Given instruction:
Work out how many lines in the entries contain the string "JSON", and give nothing but that number.

-- begin Records for this task --

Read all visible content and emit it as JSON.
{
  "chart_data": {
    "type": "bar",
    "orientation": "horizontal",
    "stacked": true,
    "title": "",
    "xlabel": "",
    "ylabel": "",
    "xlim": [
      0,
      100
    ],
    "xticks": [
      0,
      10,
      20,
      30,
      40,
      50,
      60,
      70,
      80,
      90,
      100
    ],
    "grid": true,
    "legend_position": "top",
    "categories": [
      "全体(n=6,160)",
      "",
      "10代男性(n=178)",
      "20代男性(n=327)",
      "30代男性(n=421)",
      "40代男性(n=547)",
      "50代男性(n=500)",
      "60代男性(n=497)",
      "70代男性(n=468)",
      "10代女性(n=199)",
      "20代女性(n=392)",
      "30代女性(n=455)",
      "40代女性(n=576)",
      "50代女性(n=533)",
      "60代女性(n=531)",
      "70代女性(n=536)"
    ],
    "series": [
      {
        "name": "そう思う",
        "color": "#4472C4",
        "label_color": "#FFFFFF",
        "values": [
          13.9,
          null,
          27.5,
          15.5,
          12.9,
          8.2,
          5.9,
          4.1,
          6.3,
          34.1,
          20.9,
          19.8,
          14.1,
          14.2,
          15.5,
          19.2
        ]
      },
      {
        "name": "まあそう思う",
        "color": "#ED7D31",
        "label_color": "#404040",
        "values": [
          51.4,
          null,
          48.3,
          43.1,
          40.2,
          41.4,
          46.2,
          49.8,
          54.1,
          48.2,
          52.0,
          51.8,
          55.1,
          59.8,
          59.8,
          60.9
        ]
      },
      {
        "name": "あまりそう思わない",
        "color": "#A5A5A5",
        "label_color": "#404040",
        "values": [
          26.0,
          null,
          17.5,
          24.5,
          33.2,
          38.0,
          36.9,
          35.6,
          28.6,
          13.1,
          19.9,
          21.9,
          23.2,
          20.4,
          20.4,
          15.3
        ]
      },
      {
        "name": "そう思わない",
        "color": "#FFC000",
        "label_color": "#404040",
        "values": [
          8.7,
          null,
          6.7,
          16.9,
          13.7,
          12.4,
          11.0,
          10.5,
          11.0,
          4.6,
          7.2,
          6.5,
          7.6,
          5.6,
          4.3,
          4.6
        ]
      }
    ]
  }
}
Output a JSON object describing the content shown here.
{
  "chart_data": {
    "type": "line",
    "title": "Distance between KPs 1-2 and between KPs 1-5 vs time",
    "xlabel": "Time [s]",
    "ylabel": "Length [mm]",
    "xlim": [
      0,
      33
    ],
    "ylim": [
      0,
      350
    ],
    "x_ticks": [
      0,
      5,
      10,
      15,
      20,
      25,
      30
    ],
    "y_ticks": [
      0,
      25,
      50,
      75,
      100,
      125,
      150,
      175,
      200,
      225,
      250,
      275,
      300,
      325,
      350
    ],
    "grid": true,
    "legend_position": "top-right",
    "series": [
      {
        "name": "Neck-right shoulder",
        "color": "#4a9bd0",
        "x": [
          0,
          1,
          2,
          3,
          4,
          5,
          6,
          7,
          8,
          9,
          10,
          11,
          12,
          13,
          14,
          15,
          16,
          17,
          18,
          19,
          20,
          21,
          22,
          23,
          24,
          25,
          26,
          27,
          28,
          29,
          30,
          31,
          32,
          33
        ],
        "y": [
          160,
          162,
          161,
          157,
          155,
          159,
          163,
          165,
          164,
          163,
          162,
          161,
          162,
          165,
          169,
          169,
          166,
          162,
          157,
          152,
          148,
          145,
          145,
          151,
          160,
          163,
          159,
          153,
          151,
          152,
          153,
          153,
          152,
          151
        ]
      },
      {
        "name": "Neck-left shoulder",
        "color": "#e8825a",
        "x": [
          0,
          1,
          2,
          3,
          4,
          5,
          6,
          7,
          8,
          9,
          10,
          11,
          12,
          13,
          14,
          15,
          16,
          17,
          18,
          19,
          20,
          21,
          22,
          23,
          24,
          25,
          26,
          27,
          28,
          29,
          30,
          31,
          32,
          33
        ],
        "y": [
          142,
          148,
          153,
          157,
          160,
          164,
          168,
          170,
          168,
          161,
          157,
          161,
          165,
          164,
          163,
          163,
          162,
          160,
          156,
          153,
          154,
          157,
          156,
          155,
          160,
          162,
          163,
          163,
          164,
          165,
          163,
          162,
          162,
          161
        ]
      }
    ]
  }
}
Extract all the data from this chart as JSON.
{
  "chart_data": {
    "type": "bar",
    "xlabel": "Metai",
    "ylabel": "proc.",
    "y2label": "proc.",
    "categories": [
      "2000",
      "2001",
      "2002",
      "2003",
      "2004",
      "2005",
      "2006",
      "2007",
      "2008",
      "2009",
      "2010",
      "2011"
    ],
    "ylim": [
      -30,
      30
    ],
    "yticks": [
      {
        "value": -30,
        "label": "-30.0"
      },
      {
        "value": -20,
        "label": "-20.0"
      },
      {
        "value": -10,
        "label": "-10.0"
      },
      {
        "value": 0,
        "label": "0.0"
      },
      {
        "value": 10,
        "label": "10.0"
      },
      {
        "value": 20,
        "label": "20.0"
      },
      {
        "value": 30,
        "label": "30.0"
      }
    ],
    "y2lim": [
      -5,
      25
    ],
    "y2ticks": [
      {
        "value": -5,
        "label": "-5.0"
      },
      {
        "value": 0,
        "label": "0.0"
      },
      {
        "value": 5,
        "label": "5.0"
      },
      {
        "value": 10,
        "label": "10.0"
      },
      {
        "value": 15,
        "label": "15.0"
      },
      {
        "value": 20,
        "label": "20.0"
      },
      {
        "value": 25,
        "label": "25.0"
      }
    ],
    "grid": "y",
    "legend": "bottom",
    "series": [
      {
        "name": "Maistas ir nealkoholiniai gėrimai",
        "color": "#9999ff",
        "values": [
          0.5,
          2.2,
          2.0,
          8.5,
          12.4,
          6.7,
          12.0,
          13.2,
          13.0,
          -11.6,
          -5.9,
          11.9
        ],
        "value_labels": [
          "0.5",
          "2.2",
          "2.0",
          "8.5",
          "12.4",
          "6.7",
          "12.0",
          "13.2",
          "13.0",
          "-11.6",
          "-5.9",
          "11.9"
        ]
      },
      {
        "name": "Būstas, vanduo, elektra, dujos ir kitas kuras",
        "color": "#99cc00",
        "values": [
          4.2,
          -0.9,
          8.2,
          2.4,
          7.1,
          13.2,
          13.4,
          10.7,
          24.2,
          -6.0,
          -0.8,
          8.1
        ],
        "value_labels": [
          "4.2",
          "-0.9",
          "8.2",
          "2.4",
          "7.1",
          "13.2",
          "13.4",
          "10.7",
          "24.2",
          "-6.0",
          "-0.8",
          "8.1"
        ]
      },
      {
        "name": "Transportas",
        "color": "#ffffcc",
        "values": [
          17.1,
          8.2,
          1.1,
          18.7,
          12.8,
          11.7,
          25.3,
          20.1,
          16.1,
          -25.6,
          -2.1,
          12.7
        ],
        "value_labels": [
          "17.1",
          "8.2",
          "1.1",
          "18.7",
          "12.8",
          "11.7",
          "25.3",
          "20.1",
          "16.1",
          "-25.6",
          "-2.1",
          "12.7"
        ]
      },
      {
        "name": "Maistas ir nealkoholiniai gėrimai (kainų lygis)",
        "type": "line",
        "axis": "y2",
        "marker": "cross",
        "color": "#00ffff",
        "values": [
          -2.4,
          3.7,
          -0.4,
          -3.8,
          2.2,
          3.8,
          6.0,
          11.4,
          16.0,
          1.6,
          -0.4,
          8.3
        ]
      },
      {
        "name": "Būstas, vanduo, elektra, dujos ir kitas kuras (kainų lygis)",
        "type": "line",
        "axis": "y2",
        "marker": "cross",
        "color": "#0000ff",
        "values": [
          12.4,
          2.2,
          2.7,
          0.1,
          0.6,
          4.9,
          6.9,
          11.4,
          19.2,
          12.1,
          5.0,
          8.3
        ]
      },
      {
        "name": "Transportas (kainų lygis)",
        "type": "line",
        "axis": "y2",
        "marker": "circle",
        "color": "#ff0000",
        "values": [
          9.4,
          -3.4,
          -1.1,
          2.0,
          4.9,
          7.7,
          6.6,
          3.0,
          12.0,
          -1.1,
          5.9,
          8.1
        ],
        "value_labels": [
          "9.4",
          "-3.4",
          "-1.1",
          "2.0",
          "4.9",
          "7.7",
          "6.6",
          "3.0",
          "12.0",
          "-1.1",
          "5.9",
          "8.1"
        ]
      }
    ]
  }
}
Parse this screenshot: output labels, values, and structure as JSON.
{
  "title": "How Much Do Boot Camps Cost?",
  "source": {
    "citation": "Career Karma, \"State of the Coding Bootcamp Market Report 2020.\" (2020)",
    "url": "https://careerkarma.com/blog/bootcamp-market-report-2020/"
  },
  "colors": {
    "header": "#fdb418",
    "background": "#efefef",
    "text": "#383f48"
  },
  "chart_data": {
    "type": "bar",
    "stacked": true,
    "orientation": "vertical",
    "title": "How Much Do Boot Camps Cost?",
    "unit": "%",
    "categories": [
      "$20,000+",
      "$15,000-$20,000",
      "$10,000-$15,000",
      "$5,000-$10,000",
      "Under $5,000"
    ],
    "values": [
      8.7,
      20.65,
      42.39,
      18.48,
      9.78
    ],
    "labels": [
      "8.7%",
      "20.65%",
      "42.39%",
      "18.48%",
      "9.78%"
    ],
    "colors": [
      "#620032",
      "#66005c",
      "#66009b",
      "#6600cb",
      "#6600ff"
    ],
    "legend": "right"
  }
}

-- end Records for this task --

The answer:
4